┌─ Task inputs

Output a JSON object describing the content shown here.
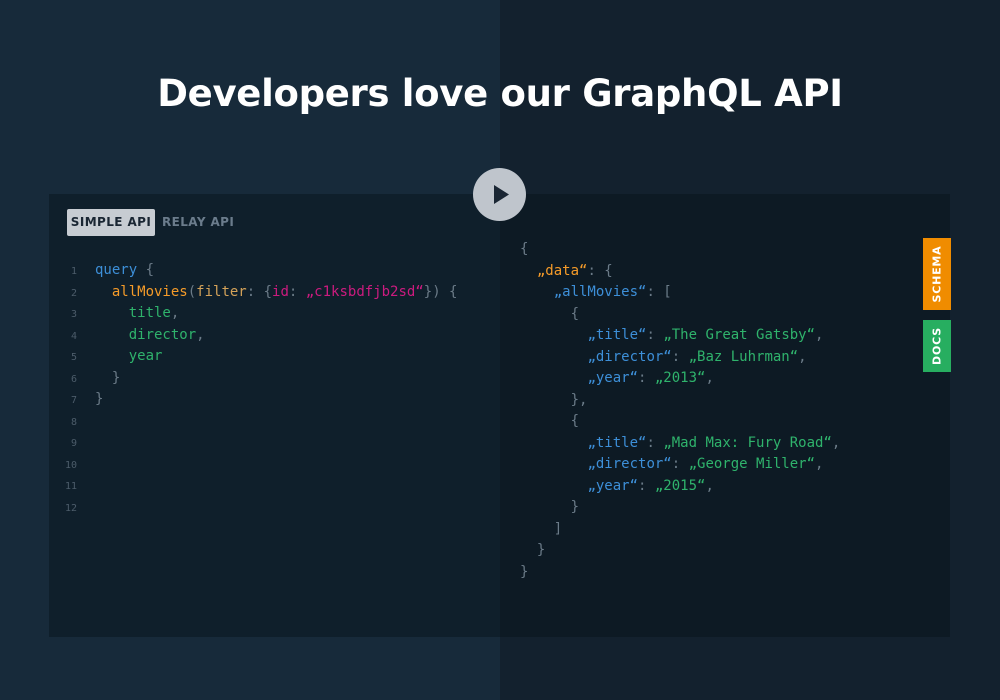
{
  "headline": "Developers love our GraphQL API",
  "tabs": {
    "simple": "SIMPLE API",
    "relay": "RELAY API"
  },
  "side_tabs": {
    "schema": "SCHEMA",
    "docs": "DOCS"
  },
  "colors": {
    "keyword": "#3d8fd8",
    "field": "#f59b29",
    "string_arg": "#cc1b7f",
    "plain_field": "#2fb36c",
    "schema_tab": "#f08c00",
    "docs_tab": "#27ae60"
  },
  "icons": {
    "play": "play-icon"
  },
  "query_editor": {
    "line_numbers": [
      "1",
      "2",
      "3",
      "4",
      "5",
      "6",
      "7",
      "8",
      "9",
      "10",
      "11",
      "12"
    ],
    "lines": [
      [
        {
          "t": "query",
          "c": "kw"
        },
        {
          "t": " {",
          "c": "punc"
        }
      ],
      [
        {
          "t": "  ",
          "c": "punc"
        },
        {
          "t": "allMovies",
          "c": "field"
        },
        {
          "t": "(",
          "c": "punc"
        },
        {
          "t": "filter",
          "c": "attr"
        },
        {
          "t": ": {",
          "c": "punc"
        },
        {
          "t": "id",
          "c": "str"
        },
        {
          "t": ": ",
          "c": "punc"
        },
        {
          "t": "„c1ksbdfjb2sd“",
          "c": "str"
        },
        {
          "t": "}) {",
          "c": "punc"
        }
      ],
      [
        {
          "t": "    title",
          "c": "plain"
        },
        {
          "t": ",",
          "c": "punc"
        }
      ],
      [
        {
          "t": "    director",
          "c": "plain"
        },
        {
          "t": ",",
          "c": "punc"
        }
      ],
      [
        {
          "t": "    year",
          "c": "plain"
        }
      ],
      [
        {
          "t": "  }",
          "c": "punc"
        }
      ],
      [
        {
          "t": "}",
          "c": "punc"
        }
      ],
      [],
      [],
      [],
      [],
      []
    ]
  },
  "result_viewer": {
    "lines": [
      [
        {
          "t": "{",
          "c": "punc"
        }
      ],
      [
        {
          "t": "  ",
          "c": "punc"
        },
        {
          "t": "„data“",
          "c": "field"
        },
        {
          "t": ": {",
          "c": "punc"
        }
      ],
      [
        {
          "t": "    ",
          "c": "punc"
        },
        {
          "t": "„allMovies“",
          "c": "key"
        },
        {
          "t": ": [",
          "c": "punc"
        }
      ],
      [
        {
          "t": "      {",
          "c": "punc"
        }
      ],
      [
        {
          "t": "        ",
          "c": "punc"
        },
        {
          "t": "„title“",
          "c": "key"
        },
        {
          "t": ": ",
          "c": "punc"
        },
        {
          "t": "„The Great Gatsby“",
          "c": "val"
        },
        {
          "t": ",",
          "c": "punc"
        }
      ],
      [
        {
          "t": "        ",
          "c": "punc"
        },
        {
          "t": "„director“",
          "c": "key"
        },
        {
          "t": ": ",
          "c": "punc"
        },
        {
          "t": "„Baz Luhrman“",
          "c": "val"
        },
        {
          "t": ",",
          "c": "punc"
        }
      ],
      [
        {
          "t": "        ",
          "c": "punc"
        },
        {
          "t": "„year“",
          "c": "key"
        },
        {
          "t": ": ",
          "c": "punc"
        },
        {
          "t": "„2013“",
          "c": "val"
        },
        {
          "t": ",",
          "c": "punc"
        }
      ],
      [
        {
          "t": "      },",
          "c": "punc"
        }
      ],
      [
        {
          "t": "      {",
          "c": "punc"
        }
      ],
      [
        {
          "t": "        ",
          "c": "punc"
        },
        {
          "t": "„title“",
          "c": "key"
        },
        {
          "t": ": ",
          "c": "punc"
        },
        {
          "t": "„Mad Max: Fury Road“",
          "c": "val"
        },
        {
          "t": ",",
          "c": "punc"
        }
      ],
      [
        {
          "t": "        ",
          "c": "punc"
        },
        {
          "t": "„director“",
          "c": "key"
        },
        {
          "t": ": ",
          "c": "punc"
        },
        {
          "t": "„George Miller“",
          "c": "val"
        },
        {
          "t": ",",
          "c": "punc"
        }
      ],
      [
        {
          "t": "        ",
          "c": "punc"
        },
        {
          "t": "„year“",
          "c": "key"
        },
        {
          "t": ": ",
          "c": "punc"
        },
        {
          "t": "„2015“",
          "c": "val"
        },
        {
          "t": ",",
          "c": "punc"
        }
      ],
      [
        {
          "t": "      }",
          "c": "punc"
        }
      ],
      [
        {
          "t": "    ]",
          "c": "punc"
        }
      ],
      [
        {
          "t": "  }",
          "c": "punc"
        }
      ],
      [
        {
          "t": "}",
          "c": "punc"
        }
      ]
    ]
  }
}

└─

◆ Stated problem
Quote the records in their entirety, keeping the wording exact and excluding pictures.

◆ Task answer
Output a JSON object describing the content shown here.
{
  "headline": "Developers love our GraphQL API",
  "tabs": {
    "simple": "SIMPLE API",
    "relay": "RELAY API"
  },
  "side_tabs": {
    "schema": "SCHEMA",
    "docs": "DOCS"
  },
  "colors": {
    "keyword": "#3d8fd8",
    "field": "#f59b29",
    "string_arg": "#cc1b7f",
    "plain_field": "#2fb36c",
    "schema_tab": "#f08c00",
    "docs_tab": "#27ae60"
  },
  "icons": {
    "play": "play-icon"
  },
  "query_editor": {
    "line_numbers": [
      "1",
      "2",
      "3",
      "4",
      "5",
      "6",
      "7",
      "8",
      "9",
      "10",
      "11",
      "12"
    ],
    "lines": [
      [
        {
          "t": "query",
          "c": "kw"
        },
        {
          "t": " {",
          "c": "punc"
        }
      ],
      [
        {
          "t": "  ",
          "c": "punc"
        },
        {
          "t": "allMovies",
          "c": "field"
        },
        {
          "t": "(",
          "c": "punc"
        },
        {
          "t": "filter",
          "c": "attr"
        },
        {
          "t": ": {",
          "c": "punc"
        },
        {
          "t": "id",
          "c": "str"
        },
        {
          "t": ": ",
          "c": "punc"
        },
        {
          "t": "„c1ksbdfjb2sd“",
          "c": "str"
        },
        {
          "t": "}) {",
          "c": "punc"
        }
      ],
      [
        {
          "t": "    title",
          "c": "plain"
        },
        {
          "t": ",",
          "c": "punc"
        }
      ],
      [
        {
          "t": "    director",
          "c": "plain"
        },
        {
          "t": ",",
          "c": "punc"
        }
      ],
      [
        {
          "t": "    year",
          "c": "plain"
        }
      ],
      [
        {
          "t": "  }",
          "c": "punc"
        }
      ],
      [
        {
          "t": "}",
          "c": "punc"
        }
      ],
      [],
      [],
      [],
      [],
      []
    ]
  },
  "result_viewer": {
    "lines": [
      [
        {
          "t": "{",
          "c": "punc"
        }
      ],
      [
        {
          "t": "  ",
          "c": "punc"
        },
        {
          "t": "„data“",
          "c": "field"
        },
        {
          "t": ": {",
          "c": "punc"
        }
      ],
      [
        {
          "t": "    ",
          "c": "punc"
        },
        {
          "t": "„allMovies“",
          "c": "key"
        },
        {
          "t": ": [",
          "c": "punc"
        }
      ],
      [
        {
          "t": "      {",
          "c": "punc"
        }
      ],
      [
        {
          "t": "        ",
          "c": "punc"
        },
        {
          "t": "„title“",
          "c": "key"
        },
        {
          "t": ": ",
          "c": "punc"
        },
        {
          "t": "„The Great Gatsby“",
          "c": "val"
        },
        {
          "t": ",",
          "c": "punc"
        }
      ],
      [
        {
          "t": "        ",
          "c": "punc"
        },
        {
          "t": "„director“",
          "c": "key"
        },
        {
          "t": ": ",
          "c": "punc"
        },
        {
          "t": "„Baz Luhrman“",
          "c": "val"
        },
        {
          "t": ",",
          "c": "punc"
        }
      ],
      [
        {
          "t": "        ",
          "c": "punc"
        },
        {
          "t": "„year“",
          "c": "key"
        },
        {
          "t": ": ",
          "c": "punc"
        },
        {
          "t": "„2013“",
          "c": "val"
        },
        {
          "t": ",",
          "c": "punc"
        }
      ],
      [
        {
          "t": "      },",
          "c": "punc"
        }
      ],
      [
        {
          "t": "      {",
          "c": "punc"
        }
      ],
      [
        {
          "t": "        ",
          "c": "punc"
        },
        {
          "t": "„title“",
          "c": "key"
        },
        {
          "t": ": ",
          "c": "punc"
        },
        {
          "t": "„Mad Max: Fury Road“",
          "c": "val"
        },
        {
          "t": ",",
          "c": "punc"
        }
      ],
      [
        {
          "t": "        ",
          "c": "punc"
        },
        {
          "t": "„director“",
          "c": "key"
        },
        {
          "t": ": ",
          "c": "punc"
        },
        {
          "t": "„George Miller“",
          "c": "val"
        },
        {
          "t": ",",
          "c": "punc"
        }
      ],
      [
        {
          "t": "        ",
          "c": "punc"
        },
        {
          "t": "„year“",
          "c": "key"
        },
        {
          "t": ": ",
          "c": "punc"
        },
        {
          "t": "„2015“",
          "c": "val"
        },
        {
          "t": ",",
          "c": "punc"
        }
      ],
      [
        {
          "t": "      }",
          "c": "punc"
        }
      ],
      [
        {
          "t": "    ]",
          "c": "punc"
        }
      ],
      [
        {
          "t": "  }",
          "c": "punc"
        }
      ],
      [
        {
          "t": "}",
          "c": "punc"
        }
      ]
    ]
  }
}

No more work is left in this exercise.